▶ Job
Drop every picture, then transcribe the remaining data exactly.

[Data entries]
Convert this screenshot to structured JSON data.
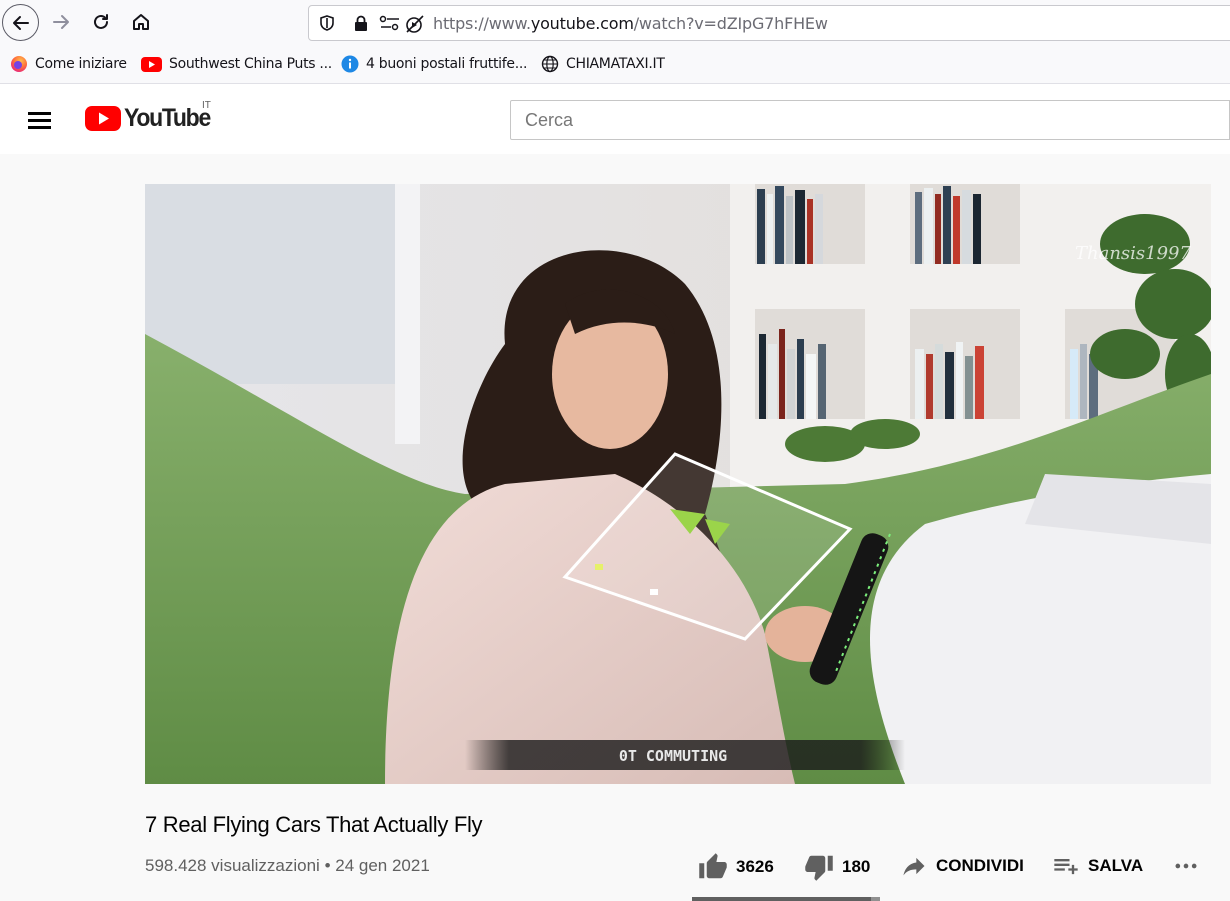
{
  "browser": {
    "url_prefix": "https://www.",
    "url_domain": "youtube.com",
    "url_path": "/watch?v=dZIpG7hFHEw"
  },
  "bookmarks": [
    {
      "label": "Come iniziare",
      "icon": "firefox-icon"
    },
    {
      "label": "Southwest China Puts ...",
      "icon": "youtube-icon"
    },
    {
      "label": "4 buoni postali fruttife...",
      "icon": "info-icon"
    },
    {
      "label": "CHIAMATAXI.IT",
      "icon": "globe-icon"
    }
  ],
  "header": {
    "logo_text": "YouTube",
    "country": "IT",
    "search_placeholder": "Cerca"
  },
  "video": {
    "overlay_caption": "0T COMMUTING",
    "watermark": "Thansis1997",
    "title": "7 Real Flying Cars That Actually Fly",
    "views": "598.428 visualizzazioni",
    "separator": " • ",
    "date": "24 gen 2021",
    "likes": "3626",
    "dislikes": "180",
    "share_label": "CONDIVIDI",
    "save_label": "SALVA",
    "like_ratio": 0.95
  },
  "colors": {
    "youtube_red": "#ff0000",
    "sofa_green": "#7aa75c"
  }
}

▶ Task result
Convert this screenshot to structured JSON data.
{
  "browser": {
    "url_prefix": "https://www.",
    "url_domain": "youtube.com",
    "url_path": "/watch?v=dZIpG7hFHEw"
  },
  "bookmarks": [
    {
      "label": "Come iniziare",
      "icon": "firefox-icon"
    },
    {
      "label": "Southwest China Puts ...",
      "icon": "youtube-icon"
    },
    {
      "label": "4 buoni postali fruttife...",
      "icon": "info-icon"
    },
    {
      "label": "CHIAMATAXI.IT",
      "icon": "globe-icon"
    }
  ],
  "header": {
    "logo_text": "YouTube",
    "country": "IT",
    "search_placeholder": "Cerca"
  },
  "video": {
    "overlay_caption": "0T COMMUTING",
    "watermark": "Thansis1997",
    "title": "7 Real Flying Cars That Actually Fly",
    "views": "598.428 visualizzazioni",
    "separator": " • ",
    "date": "24 gen 2021",
    "likes": "3626",
    "dislikes": "180",
    "share_label": "CONDIVIDI",
    "save_label": "SALVA",
    "like_ratio": 0.95
  },
  "colors": {
    "youtube_red": "#ff0000",
    "sofa_green": "#7aa75c"
  }
}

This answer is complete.